Tally every line of the listing where the string "into" is found, and state the total alone.

RECORD SET
-.-.-
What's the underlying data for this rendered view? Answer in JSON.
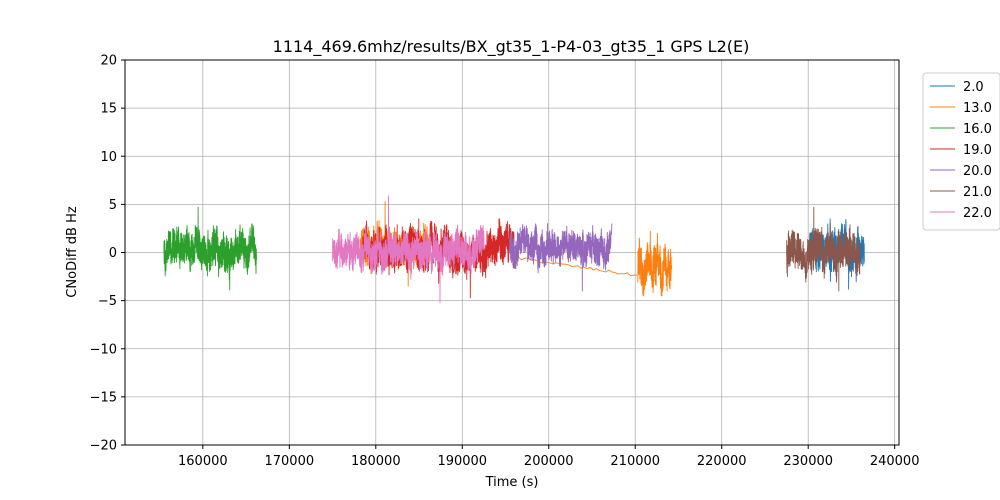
{
  "chart_data": {
    "type": "line",
    "title": "1114_469.6mhz/results/BX_gt35_1-P4-03_gt35_1 GPS L2(E)",
    "xlabel": "Time (s)",
    "ylabel": "CNoDiff dB Hz",
    "xlim": [
      151000,
      240500
    ],
    "ylim": [
      -20,
      20
    ],
    "xticks": [
      160000,
      170000,
      180000,
      190000,
      200000,
      210000,
      220000,
      230000,
      240000
    ],
    "xtick_labels": [
      "160000",
      "170000",
      "180000",
      "190000",
      "200000",
      "210000",
      "220000",
      "230000",
      "240000"
    ],
    "yticks": [
      -20,
      -15,
      -10,
      -5,
      0,
      5,
      10,
      15,
      20
    ],
    "ytick_labels": [
      "−20",
      "−15",
      "−10",
      "−5",
      "0",
      "5",
      "10",
      "15",
      "20"
    ],
    "grid": true,
    "legend_position": "outside-top-right",
    "series": [
      {
        "name": "2.0",
        "color": "#1f77b4",
        "x_start": 230200,
        "x_end": 236500,
        "y_center": 0.2,
        "y_amp": 1.6,
        "y_min": -3.8,
        "y_max": 3.5
      },
      {
        "name": "13.0",
        "color": "#ff7f0e",
        "segments": [
          {
            "x_start": 178200,
            "x_end": 186000,
            "y_center": 0.5,
            "y_amp": 1.5,
            "y_min": -3.5,
            "y_max": 5.3
          },
          {
            "x_start": 195800,
            "x_end": 210200,
            "y_center": -0.5,
            "y_amp": 0.5,
            "y_min": -2.5,
            "y_max": 1.0,
            "slope_to": -2.4
          },
          {
            "x_start": 210300,
            "x_end": 214200,
            "y_center": -1.8,
            "y_amp": 1.8,
            "y_min": -4.5,
            "y_max": 2.2
          }
        ]
      },
      {
        "name": "16.0",
        "color": "#2ca02c",
        "x_start": 155500,
        "x_end": 166200,
        "y_center": 0.3,
        "y_amp": 1.6,
        "y_min": -3.9,
        "y_max": 4.7
      },
      {
        "name": "19.0",
        "color": "#d62728",
        "x_start": 178500,
        "x_end": 196000,
        "y_center": 0.3,
        "y_amp": 1.6,
        "y_min": -4.7,
        "y_max": 3.5
      },
      {
        "name": "20.0",
        "color": "#9467bd",
        "x_start": 195500,
        "x_end": 207300,
        "y_center": 0.5,
        "y_amp": 1.4,
        "y_min": -4.0,
        "y_max": 3.0
      },
      {
        "name": "21.0",
        "color": "#8c564b",
        "x_start": 227500,
        "x_end": 236000,
        "y_center": 0.1,
        "y_amp": 1.6,
        "y_min": -4.0,
        "y_max": 4.7
      },
      {
        "name": "22.0",
        "color": "#e377c2",
        "x_start": 175000,
        "x_end": 192500,
        "y_center": 0.2,
        "y_amp": 1.4,
        "y_min": -5.2,
        "y_max": 5.9
      }
    ]
  }
}
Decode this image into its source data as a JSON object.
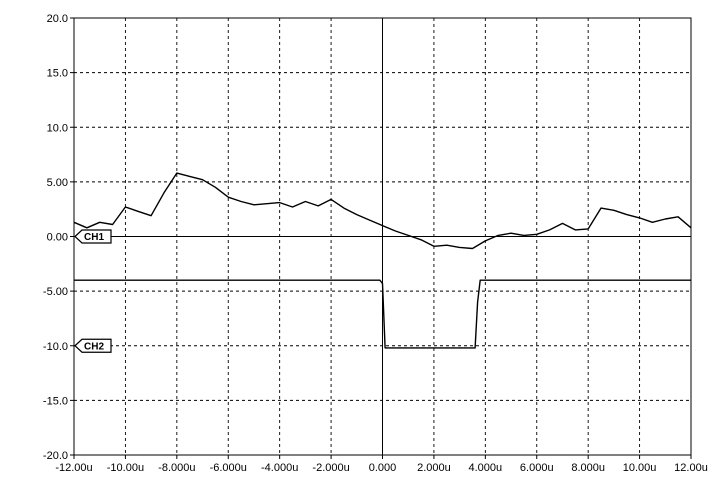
{
  "chart_data": {
    "type": "line",
    "title": "",
    "xlabel": "",
    "ylabel": "",
    "xlim": [
      -12.0,
      12.0
    ],
    "ylim": [
      -20.0,
      20.0
    ],
    "grid": true,
    "x_ticks": [
      {
        "value": -12,
        "label": "-12.00u"
      },
      {
        "value": -10,
        "label": "-10.00u"
      },
      {
        "value": -8,
        "label": "-8.000u"
      },
      {
        "value": -6,
        "label": "-6.000u"
      },
      {
        "value": -4,
        "label": "-4.000u"
      },
      {
        "value": -2,
        "label": "-2.000u"
      },
      {
        "value": 0,
        "label": "0.000"
      },
      {
        "value": 2,
        "label": "2.000u"
      },
      {
        "value": 4,
        "label": "4.000u"
      },
      {
        "value": 6,
        "label": "6.000u"
      },
      {
        "value": 8,
        "label": "8.000u"
      },
      {
        "value": 10,
        "label": "10.00u"
      },
      {
        "value": 12,
        "label": "12.00u"
      }
    ],
    "y_ticks": [
      {
        "value": 20,
        "label": "20.0"
      },
      {
        "value": 15,
        "label": "15.0"
      },
      {
        "value": 10,
        "label": "10.0"
      },
      {
        "value": 5,
        "label": "5.00"
      },
      {
        "value": 0,
        "label": "0.00"
      },
      {
        "value": -5,
        "label": "-5.00"
      },
      {
        "value": -10,
        "label": "-10.0"
      },
      {
        "value": -15,
        "label": "-15.0"
      },
      {
        "value": -20,
        "label": "-20.0"
      }
    ],
    "series": [
      {
        "name": "CH1",
        "marker_level": 0,
        "x": [
          -12.0,
          -11.5,
          -11.0,
          -10.5,
          -10.0,
          -9.5,
          -9.0,
          -8.5,
          -8.0,
          -7.5,
          -7.0,
          -6.5,
          -6.0,
          -5.5,
          -5.0,
          -4.5,
          -4.0,
          -3.5,
          -3.0,
          -2.5,
          -2.0,
          -1.5,
          -1.0,
          -0.5,
          0.0,
          0.5,
          1.0,
          1.5,
          2.0,
          2.5,
          3.0,
          3.5,
          4.0,
          4.5,
          5.0,
          5.5,
          6.0,
          6.5,
          7.0,
          7.5,
          8.0,
          8.5,
          9.0,
          9.5,
          10.0,
          10.5,
          11.0,
          11.5,
          12.0
        ],
        "y": [
          1.3,
          0.8,
          1.3,
          1.1,
          2.7,
          2.3,
          1.9,
          4.0,
          5.8,
          5.5,
          5.2,
          4.5,
          3.6,
          3.2,
          2.9,
          3.0,
          3.1,
          2.7,
          3.2,
          2.8,
          3.4,
          2.6,
          2.0,
          1.5,
          1.0,
          0.5,
          0.1,
          -0.3,
          -0.9,
          -0.8,
          -1.0,
          -1.1,
          -0.4,
          0.1,
          0.3,
          0.1,
          0.2,
          0.6,
          1.2,
          0.6,
          0.7,
          2.6,
          2.4,
          2.0,
          1.7,
          1.3,
          1.6,
          1.8,
          0.8
        ]
      },
      {
        "name": "CH2",
        "marker_level": -10,
        "x": [
          -12.0,
          -0.1,
          0.0,
          0.1,
          3.6,
          3.7,
          3.8,
          12.0
        ],
        "y": [
          -4.0,
          -4.0,
          -4.3,
          -10.2,
          -10.2,
          -6.0,
          -4.0,
          -4.0
        ]
      }
    ]
  }
}
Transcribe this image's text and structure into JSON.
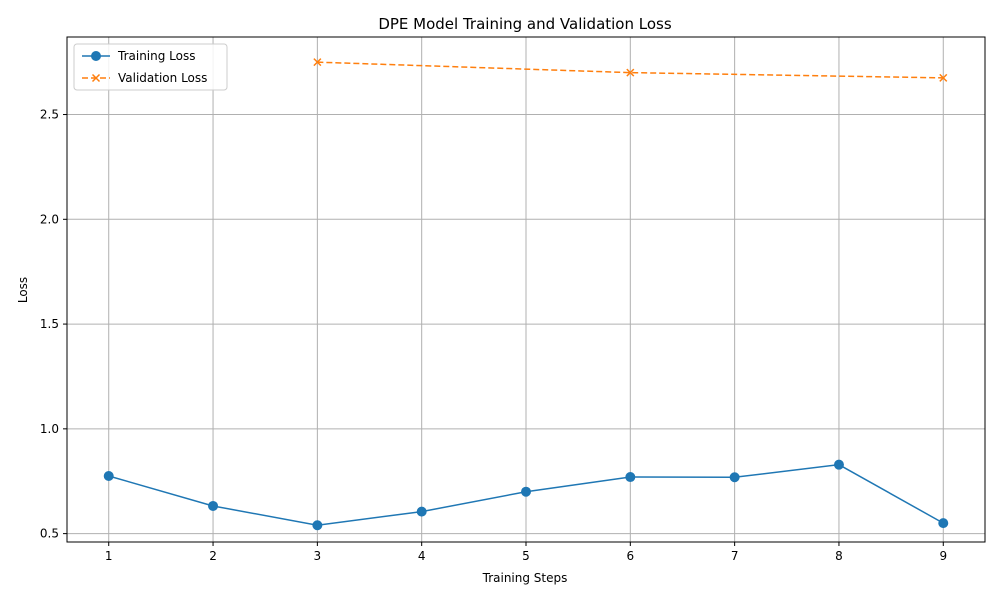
{
  "chart_data": {
    "type": "line",
    "title": "DPE Model Training and Validation Loss",
    "xlabel": "Training Steps",
    "ylabel": "Loss",
    "xlim": [
      0.6,
      9.4
    ],
    "ylim": [
      0.46,
      2.87
    ],
    "xticks": [
      1,
      2,
      3,
      4,
      5,
      6,
      7,
      8,
      9
    ],
    "yticks": [
      0.5,
      1.0,
      1.5,
      2.0,
      2.5
    ],
    "ytick_labels": [
      "0.5",
      "1.0",
      "1.5",
      "2.0",
      "2.5"
    ],
    "grid": true,
    "legend_position": "top-left",
    "series": [
      {
        "name": "Training Loss",
        "color": "#1f77b4",
        "marker": "circle",
        "linestyle": "solid",
        "x": [
          1,
          2,
          3,
          4,
          5,
          6,
          7,
          8,
          9
        ],
        "y": [
          0.775,
          0.632,
          0.54,
          0.605,
          0.7,
          0.77,
          0.769,
          0.829,
          0.55
        ]
      },
      {
        "name": "Validation Loss",
        "color": "#ff7f0e",
        "marker": "x",
        "linestyle": "dashed",
        "x": [
          3,
          6,
          9
        ],
        "y": [
          2.75,
          2.7,
          2.675
        ]
      }
    ]
  }
}
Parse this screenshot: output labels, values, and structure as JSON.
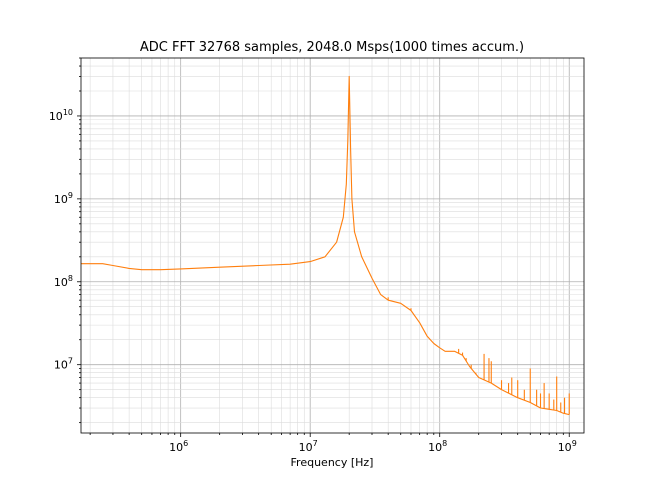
{
  "chart_data": {
    "type": "line",
    "title": "ADC FFT 32768 samples, 2048.0 Msps(1000 times accum.)",
    "xlabel": "Frequency [Hz]",
    "ylabel": "",
    "xscale": "log",
    "yscale": "log",
    "xlim": [
      170000,
      1300000000
    ],
    "ylim": [
      1500000,
      50000000000
    ],
    "grid": "major and minor, both axes",
    "x_tick_labels": [
      {
        "base": "10",
        "exp": "6",
        "value": 1000000
      },
      {
        "base": "10",
        "exp": "7",
        "value": 10000000
      },
      {
        "base": "10",
        "exp": "8",
        "value": 100000000
      },
      {
        "base": "10",
        "exp": "9",
        "value": 1000000000
      }
    ],
    "y_tick_labels": [
      {
        "base": "10",
        "exp": "7",
        "value": 10000000
      },
      {
        "base": "10",
        "exp": "8",
        "value": 100000000
      },
      {
        "base": "10",
        "exp": "9",
        "value": 1000000000
      },
      {
        "base": "10",
        "exp": "10",
        "value": 10000000000
      }
    ],
    "series": [
      {
        "color": "#ff7f0e",
        "points": [
          [
            170000,
            165000000
          ],
          [
            250000,
            165000000
          ],
          [
            300000,
            157000000
          ],
          [
            400000,
            145000000
          ],
          [
            500000,
            140000000
          ],
          [
            700000,
            140000000
          ],
          [
            1000000,
            143000000
          ],
          [
            2000000,
            150000000
          ],
          [
            4000000,
            157000000
          ],
          [
            7000000,
            163000000
          ],
          [
            10000000,
            175000000
          ],
          [
            13000000,
            200000000
          ],
          [
            16000000,
            300000000
          ],
          [
            18000000,
            600000000
          ],
          [
            19000000,
            1500000000
          ],
          [
            19500000,
            5000000000
          ],
          [
            20000000,
            30000000000
          ],
          [
            20500000,
            4000000000
          ],
          [
            21000000,
            1000000000
          ],
          [
            22000000,
            400000000
          ],
          [
            25000000,
            200000000
          ],
          [
            30000000,
            110000000
          ],
          [
            35000000,
            70000000
          ],
          [
            40000000,
            60000000
          ],
          [
            50000000,
            55000000
          ],
          [
            60000000,
            45000000
          ],
          [
            70000000,
            32000000
          ],
          [
            80000000,
            22000000
          ],
          [
            90000000,
            18000000
          ],
          [
            100000000,
            16000000
          ],
          [
            110000000,
            14500000
          ],
          [
            130000000,
            14500000
          ],
          [
            150000000,
            13000000
          ],
          [
            170000000,
            9500000
          ],
          [
            200000000,
            7000000
          ],
          [
            250000000,
            6000000
          ],
          [
            300000000,
            5000000
          ],
          [
            400000000,
            4000000
          ],
          [
            500000000,
            3500000
          ],
          [
            600000000,
            3000000
          ],
          [
            700000000,
            2900000
          ],
          [
            800000000,
            2800000
          ],
          [
            900000000,
            2600000
          ],
          [
            1000000000,
            2500000
          ]
        ],
        "spikes": [
          [
            40000000,
            65000000
          ],
          [
            60000000,
            48000000
          ],
          [
            140000000,
            15500000
          ],
          [
            150000000,
            14000000
          ],
          [
            160000000,
            12000000
          ],
          [
            175000000,
            10000000
          ],
          [
            190000000,
            8000000
          ],
          [
            220000000,
            13500000
          ],
          [
            240000000,
            12000000
          ],
          [
            250000000,
            11000000
          ],
          [
            300000000,
            6500000
          ],
          [
            340000000,
            6000000
          ],
          [
            360000000,
            7000000
          ],
          [
            400000000,
            6500000
          ],
          [
            450000000,
            5000000
          ],
          [
            500000000,
            9000000
          ],
          [
            560000000,
            5000000
          ],
          [
            600000000,
            4500000
          ],
          [
            640000000,
            6000000
          ],
          [
            700000000,
            4500000
          ],
          [
            760000000,
            3800000
          ],
          [
            800000000,
            7200000
          ],
          [
            860000000,
            3500000
          ],
          [
            920000000,
            4000000
          ],
          [
            1000000000,
            4500000
          ]
        ]
      }
    ]
  }
}
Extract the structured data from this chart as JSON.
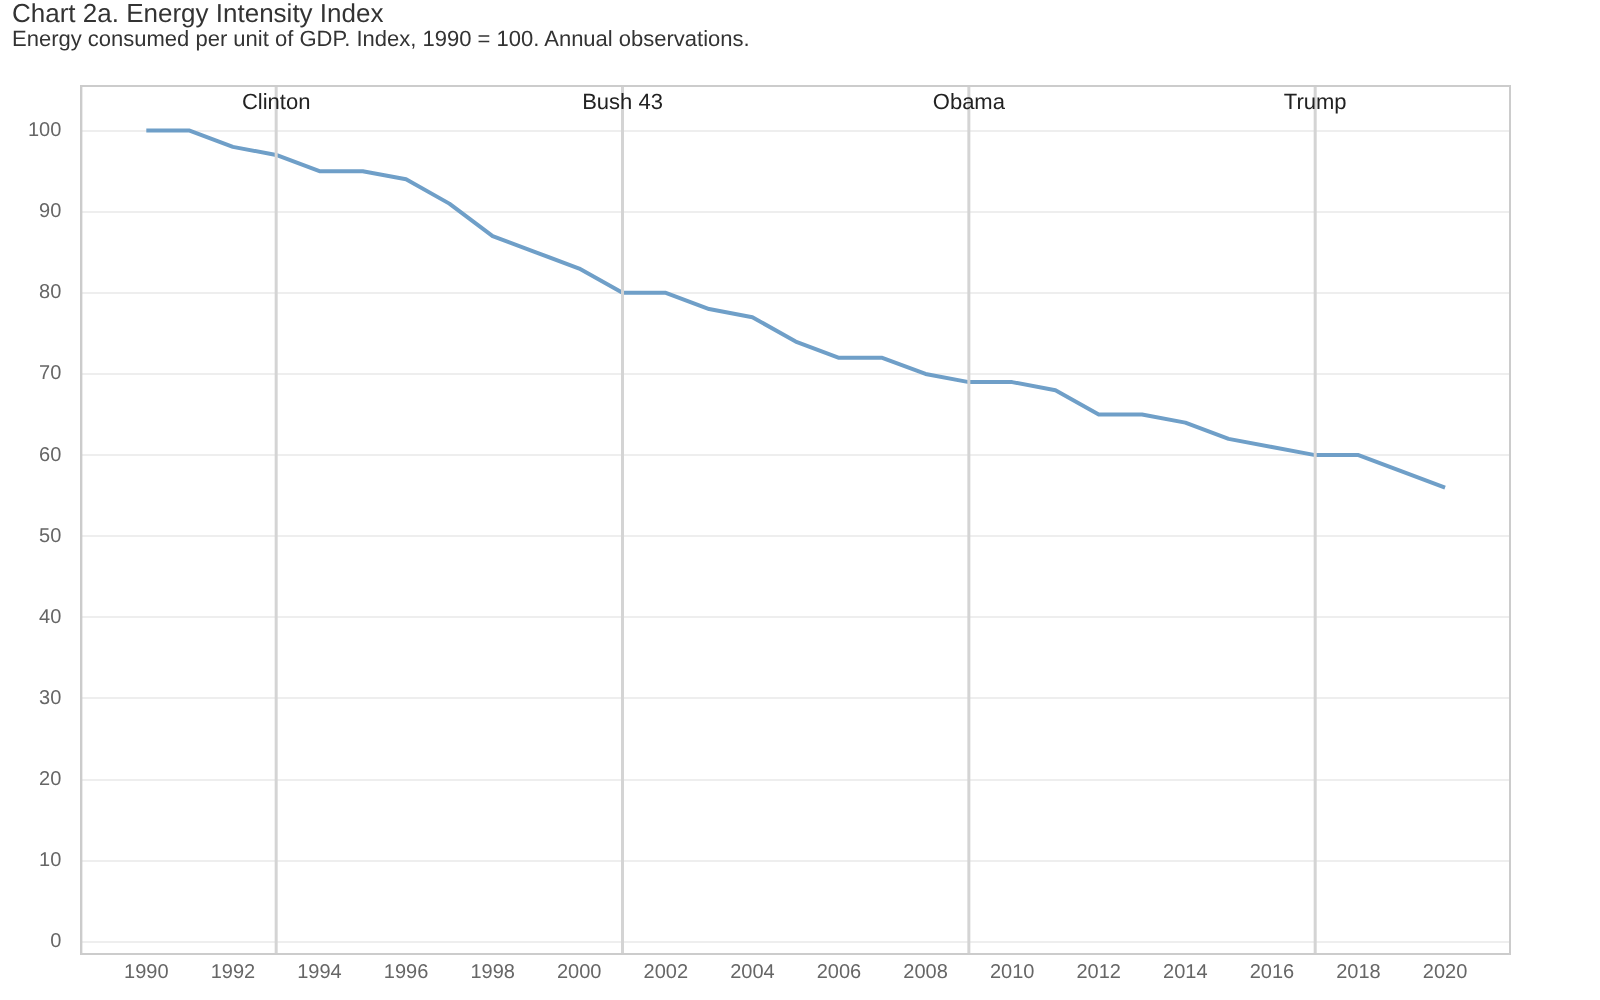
-.-.-
RESPONSE FOR THIS EXERCISE
2